THE PROBLEM: Please reproduce every record, keeping each one exactly as written.

Start SUPPLIED ENTRIES

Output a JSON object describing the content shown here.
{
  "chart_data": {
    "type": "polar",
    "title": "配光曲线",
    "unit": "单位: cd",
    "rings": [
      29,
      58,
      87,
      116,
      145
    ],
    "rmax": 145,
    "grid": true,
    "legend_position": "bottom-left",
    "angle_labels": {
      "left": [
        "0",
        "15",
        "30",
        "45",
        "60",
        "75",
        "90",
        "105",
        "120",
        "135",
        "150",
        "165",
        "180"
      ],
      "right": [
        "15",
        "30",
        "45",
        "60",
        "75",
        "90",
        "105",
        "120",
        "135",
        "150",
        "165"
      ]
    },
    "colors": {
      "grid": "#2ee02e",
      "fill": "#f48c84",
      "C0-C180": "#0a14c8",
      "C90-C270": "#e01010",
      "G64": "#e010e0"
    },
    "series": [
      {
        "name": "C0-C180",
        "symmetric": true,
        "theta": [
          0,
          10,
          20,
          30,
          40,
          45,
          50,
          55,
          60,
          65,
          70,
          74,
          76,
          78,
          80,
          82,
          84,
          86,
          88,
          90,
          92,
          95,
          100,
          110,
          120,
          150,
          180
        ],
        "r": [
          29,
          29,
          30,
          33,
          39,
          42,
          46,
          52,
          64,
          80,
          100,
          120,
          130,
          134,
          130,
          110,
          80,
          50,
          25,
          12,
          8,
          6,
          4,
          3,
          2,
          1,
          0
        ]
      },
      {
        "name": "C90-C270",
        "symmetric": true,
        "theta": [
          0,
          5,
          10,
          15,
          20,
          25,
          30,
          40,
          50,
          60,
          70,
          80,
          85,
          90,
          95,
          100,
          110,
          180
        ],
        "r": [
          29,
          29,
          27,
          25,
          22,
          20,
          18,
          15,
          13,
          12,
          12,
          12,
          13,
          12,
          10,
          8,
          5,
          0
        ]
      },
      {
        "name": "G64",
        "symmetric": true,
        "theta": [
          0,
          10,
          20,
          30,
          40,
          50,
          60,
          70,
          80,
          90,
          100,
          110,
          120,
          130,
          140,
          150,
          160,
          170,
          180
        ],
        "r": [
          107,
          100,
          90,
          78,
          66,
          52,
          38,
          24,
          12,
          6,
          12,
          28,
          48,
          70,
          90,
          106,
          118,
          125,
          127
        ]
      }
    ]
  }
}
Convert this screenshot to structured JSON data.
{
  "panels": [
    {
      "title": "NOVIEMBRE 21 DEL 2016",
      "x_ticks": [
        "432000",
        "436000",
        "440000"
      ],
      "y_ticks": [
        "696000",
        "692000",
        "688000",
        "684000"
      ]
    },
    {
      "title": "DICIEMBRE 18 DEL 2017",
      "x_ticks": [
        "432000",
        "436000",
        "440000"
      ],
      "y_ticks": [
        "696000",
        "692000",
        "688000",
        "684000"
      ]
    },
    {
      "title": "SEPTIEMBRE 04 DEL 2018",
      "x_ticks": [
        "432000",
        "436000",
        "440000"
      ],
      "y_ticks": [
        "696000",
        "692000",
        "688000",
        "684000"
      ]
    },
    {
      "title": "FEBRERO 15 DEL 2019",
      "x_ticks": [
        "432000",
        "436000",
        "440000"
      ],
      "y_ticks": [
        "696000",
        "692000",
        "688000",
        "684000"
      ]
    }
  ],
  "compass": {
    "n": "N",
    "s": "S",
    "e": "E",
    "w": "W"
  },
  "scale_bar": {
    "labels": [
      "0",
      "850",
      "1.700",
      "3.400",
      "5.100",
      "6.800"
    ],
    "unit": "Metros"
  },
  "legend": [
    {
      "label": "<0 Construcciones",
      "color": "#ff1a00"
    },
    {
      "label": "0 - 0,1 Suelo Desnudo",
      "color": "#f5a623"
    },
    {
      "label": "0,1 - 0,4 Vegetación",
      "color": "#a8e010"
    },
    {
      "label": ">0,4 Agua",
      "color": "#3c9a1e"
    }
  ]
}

End SUPPLIED ENTRIES

RESPONSE BELOW:
Output a JSON object describing the content shown here.
{
  "chart_data": {
    "type": "polar",
    "title": "配光曲线",
    "unit": "单位: cd",
    "rings": [
      29,
      58,
      87,
      116,
      145
    ],
    "rmax": 145,
    "grid": true,
    "legend_position": "bottom-left",
    "angle_labels": {
      "left": [
        "0",
        "15",
        "30",
        "45",
        "60",
        "75",
        "90",
        "105",
        "120",
        "135",
        "150",
        "165",
        "180"
      ],
      "right": [
        "15",
        "30",
        "45",
        "60",
        "75",
        "90",
        "105",
        "120",
        "135",
        "150",
        "165"
      ]
    },
    "colors": {
      "grid": "#2ee02e",
      "fill": "#f48c84",
      "C0-C180": "#0a14c8",
      "C90-C270": "#e01010",
      "G64": "#e010e0"
    },
    "series": [
      {
        "name": "C0-C180",
        "symmetric": true,
        "theta": [
          0,
          10,
          20,
          30,
          40,
          45,
          50,
          55,
          60,
          65,
          70,
          74,
          76,
          78,
          80,
          82,
          84,
          86,
          88,
          90,
          92,
          95,
          100,
          110,
          120,
          150,
          180
        ],
        "r": [
          29,
          29,
          30,
          33,
          39,
          42,
          46,
          52,
          64,
          80,
          100,
          120,
          130,
          134,
          130,
          110,
          80,
          50,
          25,
          12,
          8,
          6,
          4,
          3,
          2,
          1,
          0
        ]
      },
      {
        "name": "C90-C270",
        "symmetric": true,
        "theta": [
          0,
          5,
          10,
          15,
          20,
          25,
          30,
          40,
          50,
          60,
          70,
          80,
          85,
          90,
          95,
          100,
          110,
          180
        ],
        "r": [
          29,
          29,
          27,
          25,
          22,
          20,
          18,
          15,
          13,
          12,
          12,
          12,
          13,
          12,
          10,
          8,
          5,
          0
        ]
      },
      {
        "name": "G64",
        "symmetric": true,
        "theta": [
          0,
          10,
          20,
          30,
          40,
          50,
          60,
          70,
          80,
          90,
          100,
          110,
          120,
          130,
          140,
          150,
          160,
          170,
          180
        ],
        "r": [
          107,
          100,
          90,
          78,
          66,
          52,
          38,
          24,
          12,
          6,
          12,
          28,
          48,
          70,
          90,
          106,
          118,
          125,
          127
        ]
      }
    ]
  }
}
Convert this screenshot to structured JSON data.
{
  "panels": [
    {
      "title": "NOVIEMBRE 21 DEL 2016",
      "x_ticks": [
        "432000",
        "436000",
        "440000"
      ],
      "y_ticks": [
        "696000",
        "692000",
        "688000",
        "684000"
      ]
    },
    {
      "title": "DICIEMBRE 18 DEL 2017",
      "x_ticks": [
        "432000",
        "436000",
        "440000"
      ],
      "y_ticks": [
        "696000",
        "692000",
        "688000",
        "684000"
      ]
    },
    {
      "title": "SEPTIEMBRE 04 DEL 2018",
      "x_ticks": [
        "432000",
        "436000",
        "440000"
      ],
      "y_ticks": [
        "696000",
        "692000",
        "688000",
        "684000"
      ]
    },
    {
      "title": "FEBRERO 15 DEL 2019",
      "x_ticks": [
        "432000",
        "436000",
        "440000"
      ],
      "y_ticks": [
        "696000",
        "692000",
        "688000",
        "684000"
      ]
    }
  ],
  "compass": {
    "n": "N",
    "s": "S",
    "e": "E",
    "w": "W"
  },
  "scale_bar": {
    "labels": [
      "0",
      "850",
      "1.700",
      "3.400",
      "5.100",
      "6.800"
    ],
    "unit": "Metros"
  },
  "legend": [
    {
      "label": "<0 Construcciones",
      "color": "#ff1a00"
    },
    {
      "label": "0 - 0,1 Suelo Desnudo",
      "color": "#f5a623"
    },
    {
      "label": "0,1 - 0,4 Vegetación",
      "color": "#a8e010"
    },
    {
      "label": ">0,4 Agua",
      "color": "#3c9a1e"
    }
  ]
}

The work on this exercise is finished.